* [MATERIAL FOR THIS EXERCISE]:
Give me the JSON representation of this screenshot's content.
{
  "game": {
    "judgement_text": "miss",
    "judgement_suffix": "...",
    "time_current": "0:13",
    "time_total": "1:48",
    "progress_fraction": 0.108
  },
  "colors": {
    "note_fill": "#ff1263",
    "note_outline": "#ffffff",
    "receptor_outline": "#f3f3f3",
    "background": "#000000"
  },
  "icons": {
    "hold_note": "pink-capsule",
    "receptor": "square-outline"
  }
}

--

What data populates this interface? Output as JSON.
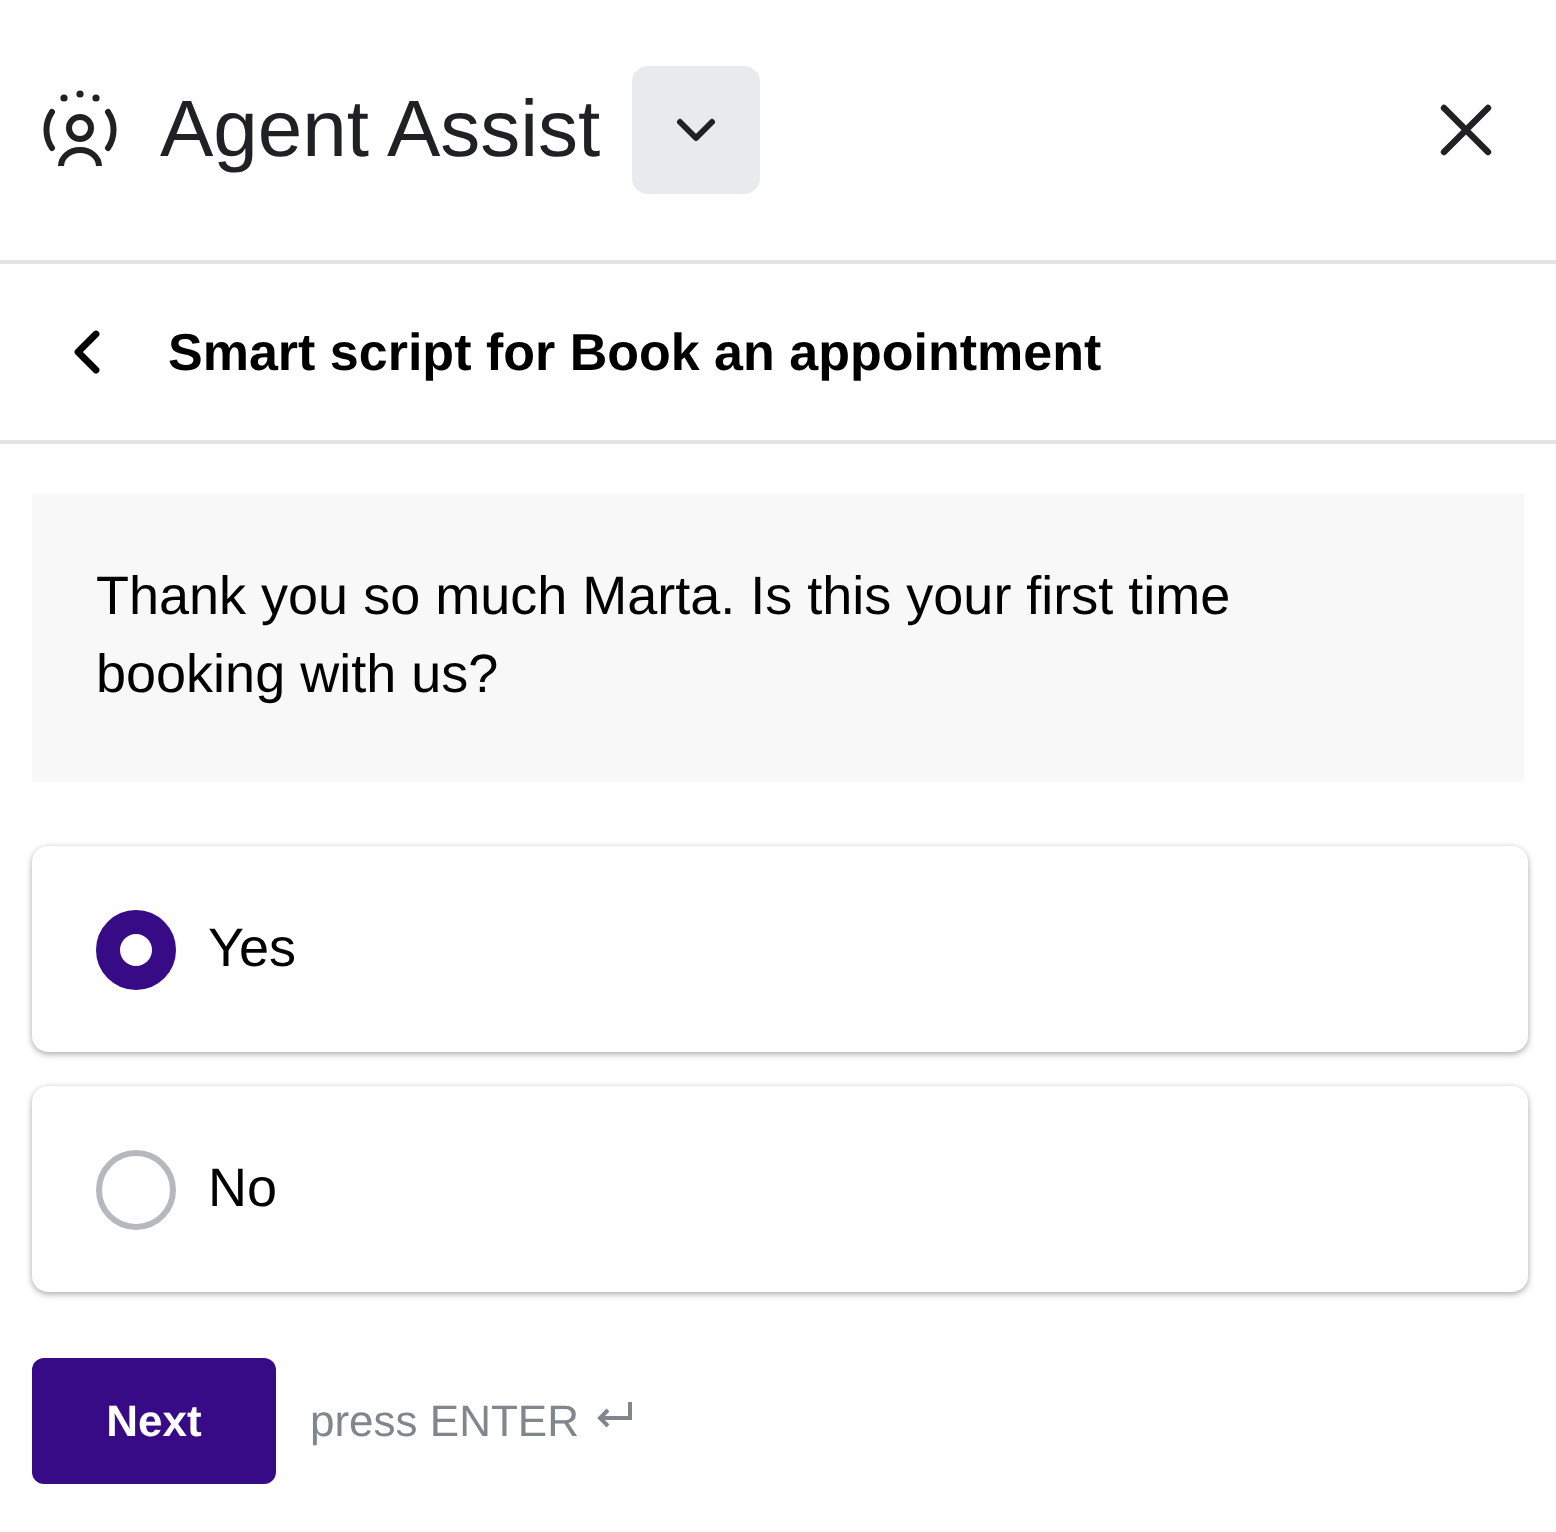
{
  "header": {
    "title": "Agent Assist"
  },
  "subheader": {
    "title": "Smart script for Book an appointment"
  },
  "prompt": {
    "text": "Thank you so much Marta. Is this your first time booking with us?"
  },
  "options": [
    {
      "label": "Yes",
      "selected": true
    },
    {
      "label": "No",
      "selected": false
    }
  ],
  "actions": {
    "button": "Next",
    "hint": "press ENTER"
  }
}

--

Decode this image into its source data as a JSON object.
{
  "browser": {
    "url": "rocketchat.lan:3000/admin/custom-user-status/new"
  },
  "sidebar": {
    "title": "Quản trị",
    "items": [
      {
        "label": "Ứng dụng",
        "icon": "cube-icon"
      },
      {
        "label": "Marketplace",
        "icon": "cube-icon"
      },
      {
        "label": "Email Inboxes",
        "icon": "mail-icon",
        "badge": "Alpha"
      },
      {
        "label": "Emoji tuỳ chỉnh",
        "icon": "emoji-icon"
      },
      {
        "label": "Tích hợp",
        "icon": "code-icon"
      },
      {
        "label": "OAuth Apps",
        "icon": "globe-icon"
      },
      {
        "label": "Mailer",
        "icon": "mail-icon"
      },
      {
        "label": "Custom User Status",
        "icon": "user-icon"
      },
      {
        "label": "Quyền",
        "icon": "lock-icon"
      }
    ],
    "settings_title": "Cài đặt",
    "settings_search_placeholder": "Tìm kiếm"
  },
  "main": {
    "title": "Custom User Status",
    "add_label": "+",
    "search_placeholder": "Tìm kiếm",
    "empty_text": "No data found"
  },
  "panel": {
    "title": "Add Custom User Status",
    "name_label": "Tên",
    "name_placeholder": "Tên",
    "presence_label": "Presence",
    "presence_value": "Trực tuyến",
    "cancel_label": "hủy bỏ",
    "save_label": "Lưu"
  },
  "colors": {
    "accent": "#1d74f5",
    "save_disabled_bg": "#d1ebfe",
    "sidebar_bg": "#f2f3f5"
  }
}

* [EXERCISE PROMPT]: Pull out all lines containing "JSON".

* [ANSWER TO THIS PROBLEM]:
Give me the JSON representation of this screenshot's content.
What data populates this interface? Output as JSON.
Decode this image into its source data as a JSON object.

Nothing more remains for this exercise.